Based on these premises, the present paper aims to numerically investigate the energy performance of a triple-glazed window integrated with PCM under Arctic climate conditions. There is little available literature on the applicability of this technology in cold climates. Thus, this work would be the first of its kind to carry out a preliminary study in the Arctic. The region is unique, being characterized by very low solar radiation during the winter and autumn months, and by large solar-resource availability during the spring and summer months. In this regard, due to the low average air temperature also present during bright months [18], this technology could be used for heating purpose during the whole year. Moreover, in the context of building renovation, a PCM-filled window could represent an opportunity to easily enhance buildings’ performance, and achieve new building standards and certifications, without radical action on the whole-building structure.

This study adapted a numerical model [9] of the climate characteristics of Northern Norway, and simulated the case studies presented in this paper. The commercial software COMSOL Multiphysics was used for simulations. The case studies consisted of one characteristic day for each season and three PCMs with different melting points. The performance of the PCM-filled window was compared to a standard triple-glazed widow filled with air.

2. Materials and Methods

2.1. Model Description

2.1.1. Physical Model

The schematic physical model of the triple-glazed window is presented in Figure 1a.

The unit was composed of three glass layers of 6 mm each, and two cavities of 14 mm each, filled with air and macro-encapsulated PCM, respectively. The air layer provided thermal insulation due to its low thermal conductivity, while the PCM layer acted as thermal storage. In fact, during the day, it absorbed part of the incoming solar radiation and changed phase from solid to liquid. Similarly, during the night, the accumulated heat was released into the indoor environment, and the PCM-layer returned to a solid state. Therefore, this endothermic and exothermic based process was useful in reducing building energy demand, while maintaining the comfort of the indoor environment. The selected PCM for the study was paraffin wax, a material that was, largely, investigated for similar purposes in previous studies [8]. In particular, paraffin 5, paraffin 10, and paraffin 15 were chosen due to their melting temperatures, which were compatible with the outdoor temperature, and their possible activation range. As highlighted in the previous studies presented in the Introduction, the inner cavity of the triple-glazed window, near the interior, was filled with paraffin in order to easily achieve the phase-change cycle.

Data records

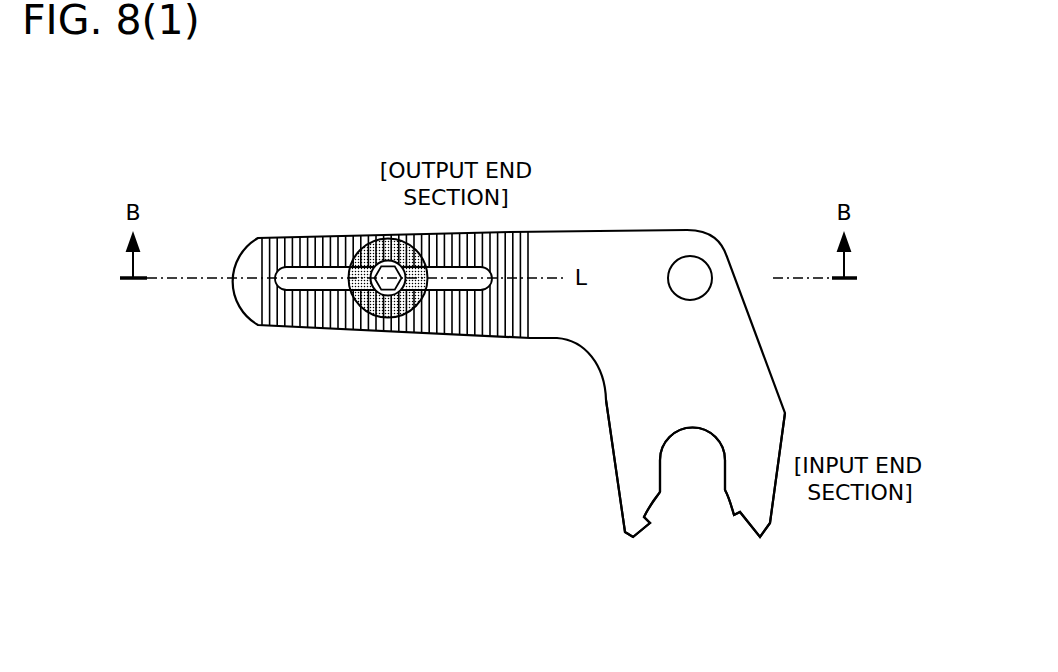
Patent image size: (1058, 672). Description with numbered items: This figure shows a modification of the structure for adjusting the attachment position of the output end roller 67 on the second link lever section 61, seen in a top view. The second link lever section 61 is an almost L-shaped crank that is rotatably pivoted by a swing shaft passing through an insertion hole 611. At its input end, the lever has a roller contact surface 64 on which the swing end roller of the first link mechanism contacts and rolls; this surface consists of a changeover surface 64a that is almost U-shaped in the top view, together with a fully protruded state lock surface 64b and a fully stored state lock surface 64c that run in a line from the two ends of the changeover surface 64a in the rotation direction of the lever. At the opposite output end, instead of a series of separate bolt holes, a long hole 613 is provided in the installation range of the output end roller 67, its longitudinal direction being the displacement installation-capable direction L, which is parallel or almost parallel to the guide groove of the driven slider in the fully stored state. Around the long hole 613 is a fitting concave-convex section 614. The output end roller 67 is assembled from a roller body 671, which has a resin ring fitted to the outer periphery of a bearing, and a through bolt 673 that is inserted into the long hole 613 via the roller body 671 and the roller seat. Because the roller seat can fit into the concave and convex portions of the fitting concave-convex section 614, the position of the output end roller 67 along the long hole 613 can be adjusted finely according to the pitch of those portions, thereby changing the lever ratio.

The second link lever section 61 is at (591, 230).
The insertion hole 611 is at (700, 264).
The long hole 613 is at (308, 279).
The fitting concave-convex section 614 is at (522, 228).
The roller contact surface 64 is at (694, 532).
The changeover surface 64a is at (678, 436).
The fully protruded state lock surface 64b is at (650, 524).
The fully stored state lock surface 64c is at (761, 514).
The output end roller 67 is at (372, 340).
The roller body 671 is at (366, 306).
The through bolt 673 is at (404, 324).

DIRECTIONS: Render this sentence from the passage on the PCM-filled window into French: "The commercial software COMSOL Multiphysics was used for simulations."

SOLUTION BELOW: Le logiciel commercial COMSOL Multiphysics a été utilisé pour les simulations.